### Task a
Extract the passage from the forum discussion on algorithm knowledge in tech hiring, from "Because small to" up to and including "published writings/blogs ;)", reproducing it word for word.

### Extract
One of the biggest culprits of truely awful programs are graphics card makers. I bet they all know algos, the problem is that they think they know how to program when they're little more than amateurs or hobbyists.


I can do time complexity etc. I know about compilers, trees, graphs & other shit data structures and I can read academic papers on any new shit with a comfortable head. I can learn any new imperative, oop or functional language in a week.

But I still can't find a job in Google.


Because small to medium sized companies are looking for people to help grow their business and revenue.

Large companies tend to already have very stable revenue and now need people to make their systems more efficient in order to decrease expense.


As evidenced by countless anecdotes and accounts by people who used to work at these companies, they don't. It's not about needing that knowledge, it's about removing those people from the employee pool available to competitor companies and the entrepreneur class.


I suspect when they search for it they're going to find their own published writings/blogs ;)

I do think some people at FB/Google need to know this stuff cold, but even that isn't going to be 100% of their engineers.


Agreed. I think there's a tinge of arrogance to the claim that Google/FB/what have you need The Best(tm) while everyone else does not.

The reality is that there are some jobs (a small minority) at these companies that require incredibly deep algorithmic knowledge - they really do do some complicated things.

But the majority of jobs at TwitGooFace are your run of the mill programming jobs, where the requirement and the reality don't call for anyone at that level, and hiring someone at that level is just going to make them bored. Indeed, the vast majority of people I know at these companies aren't algorithmic encyclopedia, they're just solidly competent engineers.

Having worked at a "AAA" tech giant and many more places across the country, I'm happy to report that for the most part there's nothing exceptional about Silicon Valley jobs and what they require. For the most part, barring a minority of highly specialized high-level positions, engineering ability trumps computer science knowledge.


The thing is, that 0.1% would probably be better off just looking for a Math PhD. I suspect it is much easier to teach a mathematician C (Or Python/Haskell/OCaml/Java) than a programmer real math.


Math guy here, spent the last year writing high-performance ODE integrators that run on graphics cards. No formal background in CS at all. Hiring maths people to write performative algorithms is more common than not.


The problem is that Math PhDs tend to be arrogant and think that programming is for monkeys and they are above that. Code that they produce tends to be sub-par and under-tested (because they are above writing unit-tests).

### Supplied material
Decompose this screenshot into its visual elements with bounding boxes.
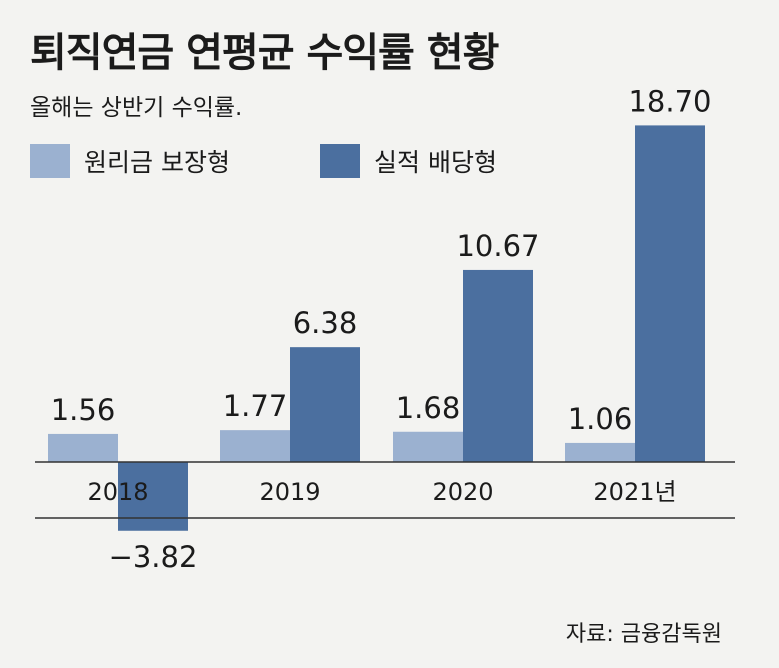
chart-title: 퇴직연금 연평균 수익률 현황 [30, 30, 499, 76]
legend-swatch-performance-dividend [320, 144, 360, 178]
data-label-principal-guaranteed-1: 1.77 [223, 389, 288, 423]
source-note: 자료: 금융감독원 [565, 622, 722, 647]
legend-item-principal-guaranteed: 원리금 보장형 [30, 143, 230, 179]
legend-label-principal-guaranteed: 원리금 보장형 [84, 148, 230, 177]
bar-performance-dividend-3 [635, 125, 705, 463]
legend-swatch-principal-guaranteed [30, 144, 70, 178]
data-label-principal-guaranteed-0: 1.56 [51, 393, 116, 427]
chart-subtitle: 올해는 상반기 수익률. [30, 95, 243, 121]
data-label-performance-dividend-0: −3.82 [109, 540, 198, 574]
legend-item-performance-dividend: 실적 배당형 [320, 143, 497, 179]
x-tick-label-2: 2020 [432, 478, 493, 506]
bar-principal-guaranteed-0 [48, 433, 118, 462]
data-label-performance-dividend-1: 6.38 [293, 306, 358, 340]
bar-principal-guaranteed-2 [393, 431, 463, 462]
bar-principal-guaranteed-1 [220, 430, 290, 462]
x-tick-label-0: 2018 [87, 478, 148, 506]
data-label-performance-dividend-3: 18.70 [628, 84, 711, 118]
legend: 원리금 보장형 실적 배당형 [30, 143, 730, 179]
data-label-performance-dividend-2: 10.67 [456, 229, 539, 263]
x-tick-label-1: 2019 [259, 478, 320, 506]
legend-label-performance-dividend: 실적 배당형 [374, 148, 497, 177]
data-label-principal-guaranteed-3: 1.06 [568, 402, 633, 436]
bar-principal-guaranteed-3 [565, 442, 635, 462]
data-label-principal-guaranteed-2: 1.68 [396, 391, 461, 425]
bar-performance-dividend-1 [290, 347, 360, 462]
bar-performance-dividend-2 [463, 269, 533, 462]
x-tick-label-3: 2021년 [593, 478, 676, 506]
bar-performance-dividend-0 [118, 462, 188, 531]
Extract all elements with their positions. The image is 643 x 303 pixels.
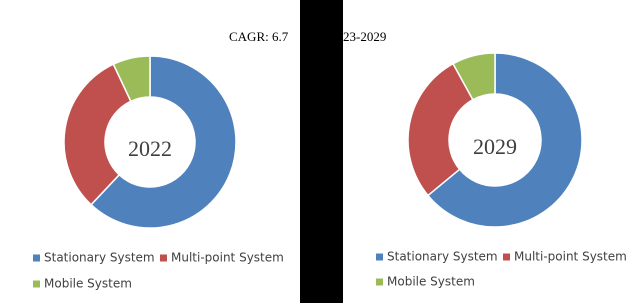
donut-slice	[452, 52, 496, 101]
legend-swatch	[376, 278, 383, 286]
donut-slice	[407, 62, 474, 197]
legend-label: Stationary System	[387, 250, 498, 264]
center-label: 2029	[473, 134, 517, 159]
center-label: 2022	[128, 136, 172, 161]
legend-swatch	[503, 253, 510, 261]
redaction-block	[300, 0, 343, 303]
title-part: 23-2029	[343, 29, 386, 44]
legend-label: Multi-point System	[171, 251, 284, 265]
legend-swatch	[160, 254, 167, 262]
legend-swatch	[33, 254, 40, 262]
donut-slice	[90, 55, 237, 229]
legend-label: Mobile System	[387, 275, 475, 289]
donut-slice	[426, 52, 583, 228]
legend-swatch	[376, 253, 383, 261]
donut-slice	[63, 63, 132, 206]
donut-slice	[112, 55, 151, 103]
legend-swatch	[33, 280, 40, 288]
title-part: CAGR: 6.7	[229, 29, 289, 44]
legend-label: Mobile System	[44, 277, 132, 291]
legend-label: Stationary System	[44, 251, 155, 265]
legend-label: Multi-point System	[514, 250, 627, 264]
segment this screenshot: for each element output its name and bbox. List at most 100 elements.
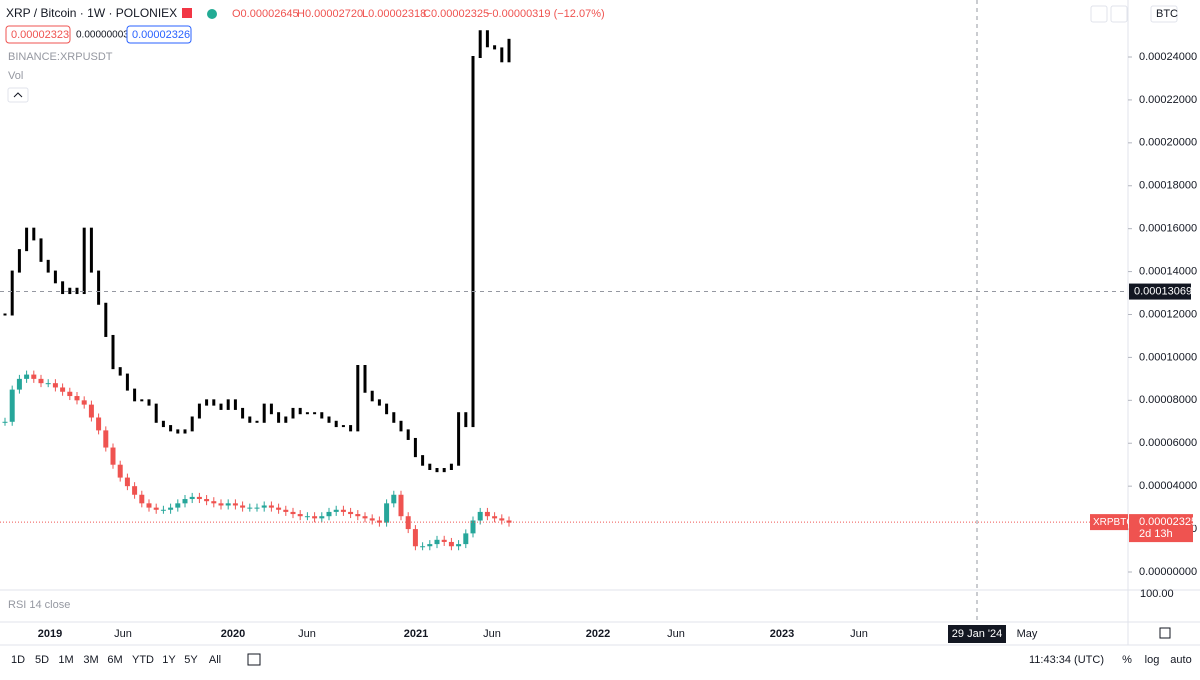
bid[interactable]: 0.00002323 [11,29,69,41]
time-label: 2023 [770,628,794,640]
overlay-bar [226,399,230,410]
candle-body [420,546,426,548]
candle-body [398,494,404,517]
scale-option[interactable]: % [1122,654,1132,666]
overlay-bar [183,429,187,434]
overlay-bar [449,463,453,470]
overlay-bar [53,270,57,284]
candle-body [211,501,217,504]
bid-box[interactable] [5,25,71,44]
currency-box[interactable] [1150,5,1178,23]
candle-body [60,387,66,392]
ask-box[interactable] [126,25,192,44]
range-button[interactable]: All [209,654,221,666]
candle-body [333,509,339,512]
crosshair-price: 0.00013069 [1134,285,1192,297]
candle-body [477,511,483,521]
range-button[interactable]: 5D [35,654,49,666]
volume-label[interactable]: Vol [8,70,23,82]
candle-body [448,541,454,547]
last-price-box [1129,514,1193,543]
scale-option[interactable]: log [1145,654,1160,666]
symbol[interactable]: XRP / Bitcoin · 1W · POLONIEX [6,6,177,20]
candle-body [405,516,411,530]
refresh-button[interactable] [1110,5,1128,23]
overlay-bar [442,468,446,473]
range-button[interactable]: 1M [58,654,73,666]
candle-body [96,417,102,431]
overlay-bar [233,399,237,410]
symbol-tag [1090,514,1128,531]
candle-body [362,516,368,519]
time-label: 2022 [586,628,610,640]
candle-body [9,389,15,422]
candle-body [38,378,44,384]
overlay-bar [154,403,158,423]
candle-body [319,516,325,519]
collapse-button[interactable] [7,87,29,103]
candle-body [456,544,462,547]
time-label: Jun [298,628,316,640]
overlay-bar [39,238,43,262]
overlay-bar [428,463,432,470]
candle-body [290,511,296,515]
price-label: 0.00006000 [1139,437,1197,449]
range-button[interactable]: 3M [83,654,98,666]
range-button[interactable]: 1D [11,654,25,666]
range-button[interactable]: 5Y [184,654,198,666]
overlay-bar [313,412,317,415]
scale-option[interactable]: auto [1170,654,1191,666]
overlay-bar [464,412,468,428]
overlay-bar [25,227,29,252]
time-label: 2019 [38,628,62,640]
overlay-bar [97,270,101,305]
overlay-bar [190,416,194,432]
ohlc-high: H0.00002720 [297,8,363,20]
overlay-bar [147,399,151,406]
overlay-bar [17,249,21,273]
overlay-bar [277,412,281,423]
ask[interactable]: 0.00002326 [132,29,190,41]
range-button[interactable]: 6M [107,654,122,666]
compare-icon[interactable] [247,653,261,666]
ohlc-change: −0.00000319 (−12.07%) [486,8,605,20]
overlay-bar [485,30,489,48]
candle-body [276,507,282,510]
candle-body [506,520,512,523]
time-label: 29 Jan '24 [952,628,1002,640]
candle-body [81,400,87,405]
candle-body [340,509,346,512]
candle-body [117,464,123,478]
price-label: 0.00004000 [1139,480,1197,492]
currency[interactable]: BTC [1156,8,1178,20]
overlay-symbol[interactable]: BINANCE:XRPUSDT [8,51,113,63]
overlay-bar [377,399,381,406]
candle-body [297,514,303,517]
overlay-bar [406,429,410,440]
time-label: Jun [483,628,501,640]
range-button[interactable]: YTD [132,654,154,666]
candle-body [355,514,361,517]
symbol-tag-text: XRPBTC [1093,517,1134,528]
rsi-label[interactable]: RSI 14 close [8,599,70,611]
candle-body [240,505,246,508]
collapse-icon [13,92,23,98]
price-label: 0.00024000 [1139,51,1197,63]
candle-body [189,496,195,500]
overlay-bar [61,281,65,295]
range-button[interactable]: 1Y [162,654,176,666]
flag[interactable] [182,8,192,18]
overlay-bar [10,270,14,316]
overlay-bar [248,416,252,423]
crosshair-price-box [1129,283,1191,300]
candle-body [391,494,397,504]
settings-icon[interactable] [1159,627,1171,639]
overlay-bar [197,403,201,419]
download-button[interactable] [1090,5,1108,23]
candle-body [499,518,505,521]
overlay-bar [478,30,482,58]
overlay-bar [219,403,223,410]
candle-body [175,503,181,508]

### Task b
Convert the listing's lines, from the line with "52, 496, 101]" up to and including the line with "segment this screenshot: for", into a numbered list, omitting any blank lines.

### Problem solution a
Because small to medium sized companies are looking for people to help grow their business and revenue.

Large companies tend to already have very stable revenue and now need people to make their systems more efficient in order to decrease expense.


As evidenced by countless anecdotes and accounts by people who used to work at these companies, they don't. It's not about needing that knowledge, it's about removing those people from the employee pool available to competitor companies and the entrepreneur class.


I suspect when they search for it they're going to find their own published writings/blogs ;)

### Problem solution b
1. donut-slice	[452, 52, 496, 101]
2. legend-swatch	[376, 278, 383, 286]
3. donut-slice	[407, 62, 474, 197]
4. legend-label: Stationary System	[387, 250, 498, 264]
5. center-label: 2029	[473, 134, 517, 159]
6. center-label: 2022	[128, 136, 172, 161]
7. legend-swatch	[503, 253, 510, 261]
8. redaction-block	[300, 0, 343, 303]
9. title-part: 23-2029	[343, 29, 386, 44]
10. legend-label: Multi-point System	[171, 251, 284, 265]
11. legend-swatch	[160, 254, 167, 262]
12. legend-swatch	[33, 254, 40, 262]
13. donut-slice	[90, 55, 237, 229]
14. legend-label: Mobile System	[387, 275, 475, 289]
15. donut-slice	[426, 52, 583, 228]
16. legend-swatch	[376, 253, 383, 261]
17. donut-slice	[63, 63, 132, 206]
18. donut-slice	[112, 55, 151, 103]
19. legend-swatch	[33, 280, 40, 288]
20. title-part: CAGR: 6.7	[229, 29, 289, 44]
21. legend-label: Mobile System	[44, 277, 132, 291]
22. legend-label: Stationary System	[44, 251, 155, 265]
23. legend-label: Multi-point System	[514, 250, 627, 264]
24. segment this screenshot: for each element output its name and bbox. List at most 100 elements.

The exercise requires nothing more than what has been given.